* TASK DETAILS *
All records are to be retyped faithfully and completely.
• • • • • • •
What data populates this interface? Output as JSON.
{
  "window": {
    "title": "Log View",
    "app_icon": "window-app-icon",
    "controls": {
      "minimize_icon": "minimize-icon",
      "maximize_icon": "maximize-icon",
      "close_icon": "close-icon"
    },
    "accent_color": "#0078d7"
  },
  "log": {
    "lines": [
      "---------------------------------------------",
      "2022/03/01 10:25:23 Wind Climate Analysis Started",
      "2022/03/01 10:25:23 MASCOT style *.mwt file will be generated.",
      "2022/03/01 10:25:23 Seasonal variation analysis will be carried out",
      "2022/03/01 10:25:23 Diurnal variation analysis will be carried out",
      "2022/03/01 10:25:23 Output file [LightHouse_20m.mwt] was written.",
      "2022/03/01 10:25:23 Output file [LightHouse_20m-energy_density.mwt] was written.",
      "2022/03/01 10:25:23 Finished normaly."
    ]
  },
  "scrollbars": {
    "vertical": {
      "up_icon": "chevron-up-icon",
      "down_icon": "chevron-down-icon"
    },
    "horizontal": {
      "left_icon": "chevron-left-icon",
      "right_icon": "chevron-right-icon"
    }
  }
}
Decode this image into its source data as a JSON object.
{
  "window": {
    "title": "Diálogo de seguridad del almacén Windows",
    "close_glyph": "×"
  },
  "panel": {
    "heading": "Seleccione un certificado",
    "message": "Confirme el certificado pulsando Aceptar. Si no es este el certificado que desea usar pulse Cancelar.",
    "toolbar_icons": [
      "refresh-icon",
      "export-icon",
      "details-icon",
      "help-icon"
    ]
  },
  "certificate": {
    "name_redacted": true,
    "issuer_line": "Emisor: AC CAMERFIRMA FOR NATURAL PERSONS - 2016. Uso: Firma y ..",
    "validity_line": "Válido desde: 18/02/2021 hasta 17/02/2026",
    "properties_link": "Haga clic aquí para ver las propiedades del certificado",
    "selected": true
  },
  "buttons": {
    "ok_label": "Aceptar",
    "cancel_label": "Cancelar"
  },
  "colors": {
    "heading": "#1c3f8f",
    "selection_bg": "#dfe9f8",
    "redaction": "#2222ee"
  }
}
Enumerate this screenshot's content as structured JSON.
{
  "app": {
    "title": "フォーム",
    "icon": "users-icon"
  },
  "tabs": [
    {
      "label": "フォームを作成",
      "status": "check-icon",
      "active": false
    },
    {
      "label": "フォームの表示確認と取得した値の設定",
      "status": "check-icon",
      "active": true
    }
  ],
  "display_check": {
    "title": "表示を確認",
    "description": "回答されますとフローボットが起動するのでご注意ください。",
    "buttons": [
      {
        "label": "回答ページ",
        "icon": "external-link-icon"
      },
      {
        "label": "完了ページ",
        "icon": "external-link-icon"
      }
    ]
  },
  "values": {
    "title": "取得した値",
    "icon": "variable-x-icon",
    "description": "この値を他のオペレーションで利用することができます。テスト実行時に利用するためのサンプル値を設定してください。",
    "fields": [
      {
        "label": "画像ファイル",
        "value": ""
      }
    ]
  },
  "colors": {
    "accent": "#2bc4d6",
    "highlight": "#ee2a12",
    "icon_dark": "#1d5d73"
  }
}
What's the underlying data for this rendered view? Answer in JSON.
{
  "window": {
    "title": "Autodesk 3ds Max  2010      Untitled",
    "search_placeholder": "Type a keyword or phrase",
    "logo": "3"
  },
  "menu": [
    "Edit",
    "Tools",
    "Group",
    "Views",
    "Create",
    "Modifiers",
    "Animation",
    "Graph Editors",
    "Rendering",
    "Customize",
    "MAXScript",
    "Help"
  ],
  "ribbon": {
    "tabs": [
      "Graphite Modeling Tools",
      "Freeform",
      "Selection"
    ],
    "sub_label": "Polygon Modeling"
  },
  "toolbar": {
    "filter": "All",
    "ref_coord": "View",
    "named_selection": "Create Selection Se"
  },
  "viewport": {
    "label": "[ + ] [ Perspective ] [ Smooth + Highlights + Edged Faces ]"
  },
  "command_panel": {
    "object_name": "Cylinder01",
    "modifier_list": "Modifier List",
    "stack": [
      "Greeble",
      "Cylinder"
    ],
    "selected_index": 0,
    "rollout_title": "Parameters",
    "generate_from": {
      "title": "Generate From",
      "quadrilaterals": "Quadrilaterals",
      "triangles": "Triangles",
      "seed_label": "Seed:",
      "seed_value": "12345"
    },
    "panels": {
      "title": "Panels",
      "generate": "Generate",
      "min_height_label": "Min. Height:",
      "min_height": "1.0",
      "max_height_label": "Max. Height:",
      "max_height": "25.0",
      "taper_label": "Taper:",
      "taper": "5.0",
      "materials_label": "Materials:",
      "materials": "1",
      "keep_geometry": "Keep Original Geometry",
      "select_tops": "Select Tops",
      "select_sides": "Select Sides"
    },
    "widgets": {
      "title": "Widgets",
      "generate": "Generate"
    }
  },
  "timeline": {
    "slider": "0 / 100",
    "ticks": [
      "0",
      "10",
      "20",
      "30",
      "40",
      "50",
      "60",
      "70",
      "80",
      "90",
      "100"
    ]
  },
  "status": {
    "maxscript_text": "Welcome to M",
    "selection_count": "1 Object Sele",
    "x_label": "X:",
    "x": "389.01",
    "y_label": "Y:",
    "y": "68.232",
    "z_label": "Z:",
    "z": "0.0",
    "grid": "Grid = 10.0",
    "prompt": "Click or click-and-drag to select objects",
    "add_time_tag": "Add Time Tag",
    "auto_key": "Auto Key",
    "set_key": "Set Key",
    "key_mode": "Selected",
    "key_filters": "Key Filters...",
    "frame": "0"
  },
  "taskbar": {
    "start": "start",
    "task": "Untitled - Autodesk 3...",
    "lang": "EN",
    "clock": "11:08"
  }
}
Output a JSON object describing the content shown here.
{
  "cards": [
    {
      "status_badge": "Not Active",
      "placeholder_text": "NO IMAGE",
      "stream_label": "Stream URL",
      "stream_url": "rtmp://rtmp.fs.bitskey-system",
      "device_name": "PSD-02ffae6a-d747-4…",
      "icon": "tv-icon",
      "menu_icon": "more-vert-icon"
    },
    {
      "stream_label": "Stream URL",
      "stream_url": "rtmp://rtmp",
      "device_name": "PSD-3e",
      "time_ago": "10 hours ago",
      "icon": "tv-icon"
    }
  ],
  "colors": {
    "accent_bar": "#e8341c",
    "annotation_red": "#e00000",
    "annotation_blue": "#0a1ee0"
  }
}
• • • • • • •
* EXERCISE RESPONSE *
What data populates this interface? Output as JSON.
{
  "window": {
    "title": "Log View",
    "app_icon": "window-app-icon",
    "controls": {
      "minimize_icon": "minimize-icon",
      "maximize_icon": "maximize-icon",
      "close_icon": "close-icon"
    },
    "accent_color": "#0078d7"
  },
  "log": {
    "lines": [
      "---------------------------------------------",
      "2022/03/01 10:25:23 Wind Climate Analysis Started",
      "2022/03/01 10:25:23 MASCOT style *.mwt file will be generated.",
      "2022/03/01 10:25:23 Seasonal variation analysis will be carried out",
      "2022/03/01 10:25:23 Diurnal variation analysis will be carried out",
      "2022/03/01 10:25:23 Output file [LightHouse_20m.mwt] was written.",
      "2022/03/01 10:25:23 Output file [LightHouse_20m-energy_density.mwt] was written.",
      "2022/03/01 10:25:23 Finished normaly."
    ]
  },
  "scrollbars": {
    "vertical": {
      "up_icon": "chevron-up-icon",
      "down_icon": "chevron-down-icon"
    },
    "horizontal": {
      "left_icon": "chevron-left-icon",
      "right_icon": "chevron-right-icon"
    }
  }
}
Decode this image into its source data as a JSON object.
{
  "window": {
    "title": "Diálogo de seguridad del almacén Windows",
    "close_glyph": "×"
  },
  "panel": {
    "heading": "Seleccione un certificado",
    "message": "Confirme el certificado pulsando Aceptar. Si no es este el certificado que desea usar pulse Cancelar.",
    "toolbar_icons": [
      "refresh-icon",
      "export-icon",
      "details-icon",
      "help-icon"
    ]
  },
  "certificate": {
    "name_redacted": true,
    "issuer_line": "Emisor: AC CAMERFIRMA FOR NATURAL PERSONS - 2016. Uso: Firma y ..",
    "validity_line": "Válido desde: 18/02/2021 hasta 17/02/2026",
    "properties_link": "Haga clic aquí para ver las propiedades del certificado",
    "selected": true
  },
  "buttons": {
    "ok_label": "Aceptar",
    "cancel_label": "Cancelar"
  },
  "colors": {
    "heading": "#1c3f8f",
    "selection_bg": "#dfe9f8",
    "redaction": "#2222ee"
  }
}
Enumerate this screenshot's content as structured JSON.
{
  "app": {
    "title": "フォーム",
    "icon": "users-icon"
  },
  "tabs": [
    {
      "label": "フォームを作成",
      "status": "check-icon",
      "active": false
    },
    {
      "label": "フォームの表示確認と取得した値の設定",
      "status": "check-icon",
      "active": true
    }
  ],
  "display_check": {
    "title": "表示を確認",
    "description": "回答されますとフローボットが起動するのでご注意ください。",
    "buttons": [
      {
        "label": "回答ページ",
        "icon": "external-link-icon"
      },
      {
        "label": "完了ページ",
        "icon": "external-link-icon"
      }
    ]
  },
  "values": {
    "title": "取得した値",
    "icon": "variable-x-icon",
    "description": "この値を他のオペレーションで利用することができます。テスト実行時に利用するためのサンプル値を設定してください。",
    "fields": [
      {
        "label": "画像ファイル",
        "value": ""
      }
    ]
  },
  "colors": {
    "accent": "#2bc4d6",
    "highlight": "#ee2a12",
    "icon_dark": "#1d5d73"
  }
}
What's the underlying data for this rendered view? Answer in JSON.
{
  "window": {
    "title": "Autodesk 3ds Max  2010      Untitled",
    "search_placeholder": "Type a keyword or phrase",
    "logo": "3"
  },
  "menu": [
    "Edit",
    "Tools",
    "Group",
    "Views",
    "Create",
    "Modifiers",
    "Animation",
    "Graph Editors",
    "Rendering",
    "Customize",
    "MAXScript",
    "Help"
  ],
  "ribbon": {
    "tabs": [
      "Graphite Modeling Tools",
      "Freeform",
      "Selection"
    ],
    "sub_label": "Polygon Modeling"
  },
  "toolbar": {
    "filter": "All",
    "ref_coord": "View",
    "named_selection": "Create Selection Se"
  },
  "viewport": {
    "label": "[ + ] [ Perspective ] [ Smooth + Highlights + Edged Faces ]"
  },
  "command_panel": {
    "object_name": "Cylinder01",
    "modifier_list": "Modifier List",
    "stack": [
      "Greeble",
      "Cylinder"
    ],
    "selected_index": 0,
    "rollout_title": "Parameters",
    "generate_from": {
      "title": "Generate From",
      "quadrilaterals": "Quadrilaterals",
      "triangles": "Triangles",
      "seed_label": "Seed:",
      "seed_value": "12345"
    },
    "panels": {
      "title": "Panels",
      "generate": "Generate",
      "min_height_label": "Min. Height:",
      "min_height": "1.0",
      "max_height_label": "Max. Height:",
      "max_height": "25.0",
      "taper_label": "Taper:",
      "taper": "5.0",
      "materials_label": "Materials:",
      "materials": "1",
      "keep_geometry": "Keep Original Geometry",
      "select_tops": "Select Tops",
      "select_sides": "Select Sides"
    },
    "widgets": {
      "title": "Widgets",
      "generate": "Generate"
    }
  },
  "timeline": {
    "slider": "0 / 100",
    "ticks": [
      "0",
      "10",
      "20",
      "30",
      "40",
      "50",
      "60",
      "70",
      "80",
      "90",
      "100"
    ]
  },
  "status": {
    "maxscript_text": "Welcome to M",
    "selection_count": "1 Object Sele",
    "x_label": "X:",
    "x": "389.01",
    "y_label": "Y:",
    "y": "68.232",
    "z_label": "Z:",
    "z": "0.0",
    "grid": "Grid = 10.0",
    "prompt": "Click or click-and-drag to select objects",
    "add_time_tag": "Add Time Tag",
    "auto_key": "Auto Key",
    "set_key": "Set Key",
    "key_mode": "Selected",
    "key_filters": "Key Filters...",
    "frame": "0"
  },
  "taskbar": {
    "start": "start",
    "task": "Untitled - Autodesk 3...",
    "lang": "EN",
    "clock": "11:08"
  }
}
Output a JSON object describing the content shown here.
{
  "cards": [
    {
      "status_badge": "Not Active",
      "placeholder_text": "NO IMAGE",
      "stream_label": "Stream URL",
      "stream_url": "rtmp://rtmp.fs.bitskey-system",
      "device_name": "PSD-02ffae6a-d747-4…",
      "icon": "tv-icon",
      "menu_icon": "more-vert-icon"
    },
    {
      "stream_label": "Stream URL",
      "stream_url": "rtmp://rtmp",
      "device_name": "PSD-3e",
      "time_ago": "10 hours ago",
      "icon": "tv-icon"
    }
  ],
  "colors": {
    "accent_bar": "#e8341c",
    "annotation_red": "#e00000",
    "annotation_blue": "#0a1ee0"
  }
}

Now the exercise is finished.